### [GOAL]
Look through the material and copy each line holding "hmotnosti".
** Begin STORED DATA **
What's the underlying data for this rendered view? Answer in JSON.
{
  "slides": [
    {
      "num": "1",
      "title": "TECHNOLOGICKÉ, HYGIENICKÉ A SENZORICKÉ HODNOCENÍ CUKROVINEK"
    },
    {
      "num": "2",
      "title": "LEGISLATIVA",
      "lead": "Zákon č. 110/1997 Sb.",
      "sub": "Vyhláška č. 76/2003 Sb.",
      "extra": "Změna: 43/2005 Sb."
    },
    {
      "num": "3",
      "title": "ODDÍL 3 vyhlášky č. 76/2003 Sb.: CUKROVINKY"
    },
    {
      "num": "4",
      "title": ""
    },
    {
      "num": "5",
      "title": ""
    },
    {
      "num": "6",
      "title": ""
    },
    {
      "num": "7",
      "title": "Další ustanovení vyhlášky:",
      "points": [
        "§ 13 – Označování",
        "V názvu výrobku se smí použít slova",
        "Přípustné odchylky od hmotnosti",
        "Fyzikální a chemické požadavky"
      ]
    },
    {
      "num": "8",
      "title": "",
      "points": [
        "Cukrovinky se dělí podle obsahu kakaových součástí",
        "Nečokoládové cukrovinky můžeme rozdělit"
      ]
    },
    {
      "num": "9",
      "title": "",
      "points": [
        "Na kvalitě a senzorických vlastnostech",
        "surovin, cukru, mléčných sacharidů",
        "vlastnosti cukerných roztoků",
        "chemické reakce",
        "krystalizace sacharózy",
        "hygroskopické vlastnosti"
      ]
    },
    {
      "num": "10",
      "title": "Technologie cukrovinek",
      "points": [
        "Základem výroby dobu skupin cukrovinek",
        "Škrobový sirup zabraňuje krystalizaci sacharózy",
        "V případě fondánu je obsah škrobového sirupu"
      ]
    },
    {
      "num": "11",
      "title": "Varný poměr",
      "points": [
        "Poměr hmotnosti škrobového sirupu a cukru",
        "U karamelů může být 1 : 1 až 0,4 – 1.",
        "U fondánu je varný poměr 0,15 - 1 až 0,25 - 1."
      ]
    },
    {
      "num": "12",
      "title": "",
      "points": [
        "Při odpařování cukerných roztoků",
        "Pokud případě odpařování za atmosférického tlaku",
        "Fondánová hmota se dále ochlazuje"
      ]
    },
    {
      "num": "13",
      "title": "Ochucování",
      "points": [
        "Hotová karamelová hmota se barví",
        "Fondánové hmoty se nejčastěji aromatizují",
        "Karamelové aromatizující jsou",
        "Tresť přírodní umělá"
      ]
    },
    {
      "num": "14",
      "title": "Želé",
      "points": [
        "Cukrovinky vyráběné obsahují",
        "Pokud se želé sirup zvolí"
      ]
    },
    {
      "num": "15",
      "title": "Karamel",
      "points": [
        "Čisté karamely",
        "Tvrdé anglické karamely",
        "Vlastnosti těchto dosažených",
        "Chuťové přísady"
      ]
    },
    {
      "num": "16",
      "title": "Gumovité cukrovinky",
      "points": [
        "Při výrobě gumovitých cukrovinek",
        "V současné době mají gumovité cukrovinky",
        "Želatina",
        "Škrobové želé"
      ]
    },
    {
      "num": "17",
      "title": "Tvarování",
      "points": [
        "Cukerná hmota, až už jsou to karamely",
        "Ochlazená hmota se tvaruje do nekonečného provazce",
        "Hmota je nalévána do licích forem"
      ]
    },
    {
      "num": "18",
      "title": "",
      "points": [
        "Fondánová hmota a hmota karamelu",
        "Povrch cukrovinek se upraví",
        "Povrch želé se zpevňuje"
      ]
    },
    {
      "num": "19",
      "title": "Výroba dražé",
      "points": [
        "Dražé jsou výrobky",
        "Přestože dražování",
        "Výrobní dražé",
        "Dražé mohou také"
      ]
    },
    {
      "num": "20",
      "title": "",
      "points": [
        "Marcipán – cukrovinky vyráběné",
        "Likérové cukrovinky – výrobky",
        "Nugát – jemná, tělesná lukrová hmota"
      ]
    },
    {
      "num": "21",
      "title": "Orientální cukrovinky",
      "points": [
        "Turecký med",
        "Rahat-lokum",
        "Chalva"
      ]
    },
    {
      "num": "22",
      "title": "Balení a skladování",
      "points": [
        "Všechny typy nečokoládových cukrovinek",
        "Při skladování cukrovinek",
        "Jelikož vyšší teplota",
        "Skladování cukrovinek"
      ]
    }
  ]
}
** End STORED DATA **
### [RESULT OF THIS TASK]
        "Přípustné odchylky od hmotnosti",
        "Poměr hmotnosti škrobového sirupu a cukru",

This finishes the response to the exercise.